▸ WHAT YOU ARE ASKED TO DO:
Leave out the pictures and copy every record exactly.

▸ DATA SECTION:
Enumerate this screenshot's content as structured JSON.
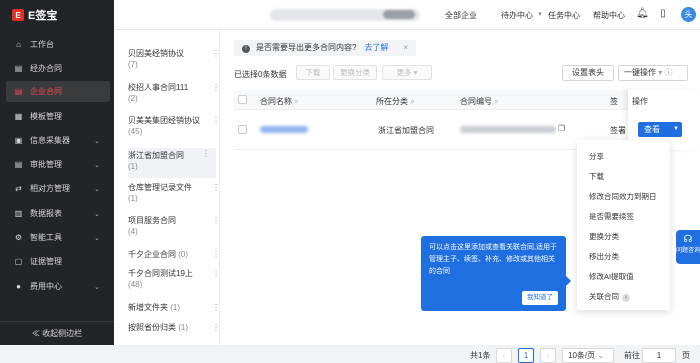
{
  "app": {
    "name": "E签宝",
    "logo_letter": "E"
  },
  "topbar": {
    "enterprise": "全部企业",
    "todo": "待办中心",
    "tasks": "任务中心",
    "help": "帮助中心",
    "avatar_text": "头"
  },
  "sidebar": {
    "items": [
      {
        "label": "工作台",
        "icon": "home-icon"
      },
      {
        "label": "经办合同",
        "icon": "doc-icon"
      },
      {
        "label": "企业合同",
        "icon": "contract-icon",
        "active": true
      },
      {
        "label": "模板管理",
        "icon": "template-icon"
      },
      {
        "label": "信息采集器",
        "icon": "collect-icon",
        "expandable": true
      },
      {
        "label": "审批管理",
        "icon": "approval-icon",
        "expandable": true
      },
      {
        "label": "相对方管理",
        "icon": "party-icon",
        "expandable": true
      },
      {
        "label": "数据报表",
        "icon": "report-icon",
        "expandable": true
      },
      {
        "label": "智能工具",
        "icon": "tool-icon",
        "expandable": true
      },
      {
        "label": "证据管理",
        "icon": "evidence-icon"
      },
      {
        "label": "费用中心",
        "icon": "fee-icon",
        "expandable": true
      }
    ],
    "collapse_label": "≪ 收起侧边栏"
  },
  "folders": [
    {
      "name": "贝因美经销协议",
      "count": "(7)"
    },
    {
      "name": "校招人事合同111",
      "count": "(2)"
    },
    {
      "name": "贝美美集团经销协议",
      "count": "(45)"
    },
    {
      "name": "浙江省加盟合同",
      "count": "(1)",
      "selected": true
    },
    {
      "name": "仓库管理记录文件",
      "count": "(1)"
    },
    {
      "name": "项目服务合同",
      "count": "(4)"
    },
    {
      "name": "千夕企业合同",
      "count": "(0)"
    },
    {
      "name": "千夕合同测试19上",
      "count": "(48)"
    },
    {
      "name": "新增文件夹",
      "count": "(1)"
    },
    {
      "name": "按照省份归类",
      "count": "(1)"
    }
  ],
  "banner": {
    "text": "是否需要导出更多合同内容?",
    "link": "去了解",
    "close": "×"
  },
  "toolbar": {
    "selected_info": "已选择0条数据",
    "download": "下载",
    "change_category": "更换分类",
    "more": "更多 ▾",
    "set_header": "设置表头",
    "bulk_ops": "一键操作"
  },
  "table": {
    "headers": {
      "name": "合同名称",
      "category": "所在分类",
      "number": "合同编号",
      "status": "签",
      "ops": "操作"
    },
    "rows": [
      {
        "category": "浙江省加盟合同",
        "status": "签署"
      }
    ]
  },
  "row_actions": {
    "view": "查看"
  },
  "menu": [
    {
      "label": "分享"
    },
    {
      "label": "下载"
    },
    {
      "label": "修改合同效力到期日"
    },
    {
      "label": "是否需要续签"
    },
    {
      "label": "更换分类"
    },
    {
      "label": "移出分类"
    },
    {
      "label": "修改AI提取值"
    },
    {
      "label": "关联合同",
      "badge": "i"
    }
  ],
  "tooltip": {
    "text": "可以点击这里添加或查看关联合同,适用于管理主子、续签、补充、修改或其他相关的合同",
    "ok": "我知道了"
  },
  "help_widget": {
    "label": "问题咨询"
  },
  "pagination": {
    "total": "共1条",
    "current_page": "1",
    "page_size": "10条/页",
    "goto_label": "前往",
    "goto_value": "1",
    "page_unit": "页"
  }
}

▸ TASK RESULT:
Enumerate this screenshot's content as structured JSON.
{
  "app": {
    "name": "E签宝",
    "logo_letter": "E"
  },
  "topbar": {
    "enterprise": "全部企业",
    "todo": "待办中心",
    "tasks": "任务中心",
    "help": "帮助中心",
    "avatar_text": "头"
  },
  "sidebar": {
    "items": [
      {
        "label": "工作台",
        "icon": "home-icon"
      },
      {
        "label": "经办合同",
        "icon": "doc-icon"
      },
      {
        "label": "企业合同",
        "icon": "contract-icon",
        "active": true
      },
      {
        "label": "模板管理",
        "icon": "template-icon"
      },
      {
        "label": "信息采集器",
        "icon": "collect-icon",
        "expandable": true
      },
      {
        "label": "审批管理",
        "icon": "approval-icon",
        "expandable": true
      },
      {
        "label": "相对方管理",
        "icon": "party-icon",
        "expandable": true
      },
      {
        "label": "数据报表",
        "icon": "report-icon",
        "expandable": true
      },
      {
        "label": "智能工具",
        "icon": "tool-icon",
        "expandable": true
      },
      {
        "label": "证据管理",
        "icon": "evidence-icon"
      },
      {
        "label": "费用中心",
        "icon": "fee-icon",
        "expandable": true
      }
    ],
    "collapse_label": "≪ 收起侧边栏"
  },
  "folders": [
    {
      "name": "贝因美经销协议",
      "count": "(7)"
    },
    {
      "name": "校招人事合同111",
      "count": "(2)"
    },
    {
      "name": "贝美美集团经销协议",
      "count": "(45)"
    },
    {
      "name": "浙江省加盟合同",
      "count": "(1)",
      "selected": true
    },
    {
      "name": "仓库管理记录文件",
      "count": "(1)"
    },
    {
      "name": "项目服务合同",
      "count": "(4)"
    },
    {
      "name": "千夕企业合同",
      "count": "(0)"
    },
    {
      "name": "千夕合同测试19上",
      "count": "(48)"
    },
    {
      "name": "新增文件夹",
      "count": "(1)"
    },
    {
      "name": "按照省份归类",
      "count": "(1)"
    }
  ],
  "banner": {
    "text": "是否需要导出更多合同内容?",
    "link": "去了解",
    "close": "×"
  },
  "toolbar": {
    "selected_info": "已选择0条数据",
    "download": "下载",
    "change_category": "更换分类",
    "more": "更多 ▾",
    "set_header": "设置表头",
    "bulk_ops": "一键操作"
  },
  "table": {
    "headers": {
      "name": "合同名称",
      "category": "所在分类",
      "number": "合同编号",
      "status": "签",
      "ops": "操作"
    },
    "rows": [
      {
        "category": "浙江省加盟合同",
        "status": "签署"
      }
    ]
  },
  "row_actions": {
    "view": "查看"
  },
  "menu": [
    {
      "label": "分享"
    },
    {
      "label": "下载"
    },
    {
      "label": "修改合同效力到期日"
    },
    {
      "label": "是否需要续签"
    },
    {
      "label": "更换分类"
    },
    {
      "label": "移出分类"
    },
    {
      "label": "修改AI提取值"
    },
    {
      "label": "关联合同",
      "badge": "i"
    }
  ],
  "tooltip": {
    "text": "可以点击这里添加或查看关联合同,适用于管理主子、续签、补充、修改或其他相关的合同",
    "ok": "我知道了"
  },
  "help_widget": {
    "label": "问题咨询"
  },
  "pagination": {
    "total": "共1条",
    "current_page": "1",
    "page_size": "10条/页",
    "goto_label": "前往",
    "goto_value": "1",
    "page_unit": "页"
  }
}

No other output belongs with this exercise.